## Directive
Only the number is wanted: how many lines contain the string "срока"?

## Extracted entries

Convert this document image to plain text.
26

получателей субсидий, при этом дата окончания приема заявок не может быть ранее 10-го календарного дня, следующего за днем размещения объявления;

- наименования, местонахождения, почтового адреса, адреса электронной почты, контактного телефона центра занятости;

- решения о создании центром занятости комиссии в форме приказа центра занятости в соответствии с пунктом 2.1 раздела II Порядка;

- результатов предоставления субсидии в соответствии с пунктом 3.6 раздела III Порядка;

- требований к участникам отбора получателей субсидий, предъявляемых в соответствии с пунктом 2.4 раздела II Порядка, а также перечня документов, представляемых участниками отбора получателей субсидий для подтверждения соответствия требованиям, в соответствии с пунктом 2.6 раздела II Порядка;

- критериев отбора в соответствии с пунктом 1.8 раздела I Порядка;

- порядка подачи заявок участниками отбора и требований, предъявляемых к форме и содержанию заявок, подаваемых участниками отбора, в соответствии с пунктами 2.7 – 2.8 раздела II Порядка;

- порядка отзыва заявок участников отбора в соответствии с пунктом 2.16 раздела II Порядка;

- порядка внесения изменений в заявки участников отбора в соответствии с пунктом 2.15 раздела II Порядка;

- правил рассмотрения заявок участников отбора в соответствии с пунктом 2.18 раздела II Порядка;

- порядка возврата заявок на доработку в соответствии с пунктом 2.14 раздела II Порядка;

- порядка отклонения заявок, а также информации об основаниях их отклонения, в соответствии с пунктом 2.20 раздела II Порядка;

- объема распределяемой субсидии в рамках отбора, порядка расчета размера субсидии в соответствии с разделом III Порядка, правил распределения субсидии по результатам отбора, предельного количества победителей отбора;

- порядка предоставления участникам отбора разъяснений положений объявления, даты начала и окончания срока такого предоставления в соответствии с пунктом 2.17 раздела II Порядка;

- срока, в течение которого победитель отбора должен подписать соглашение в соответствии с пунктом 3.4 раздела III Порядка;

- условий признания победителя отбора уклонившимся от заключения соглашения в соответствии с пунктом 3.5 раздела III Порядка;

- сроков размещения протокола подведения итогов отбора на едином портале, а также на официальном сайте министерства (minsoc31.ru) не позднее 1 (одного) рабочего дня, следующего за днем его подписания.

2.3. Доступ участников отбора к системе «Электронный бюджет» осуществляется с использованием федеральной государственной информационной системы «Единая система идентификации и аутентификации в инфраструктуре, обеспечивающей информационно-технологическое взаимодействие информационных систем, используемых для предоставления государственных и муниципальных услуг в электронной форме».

## Final answer
2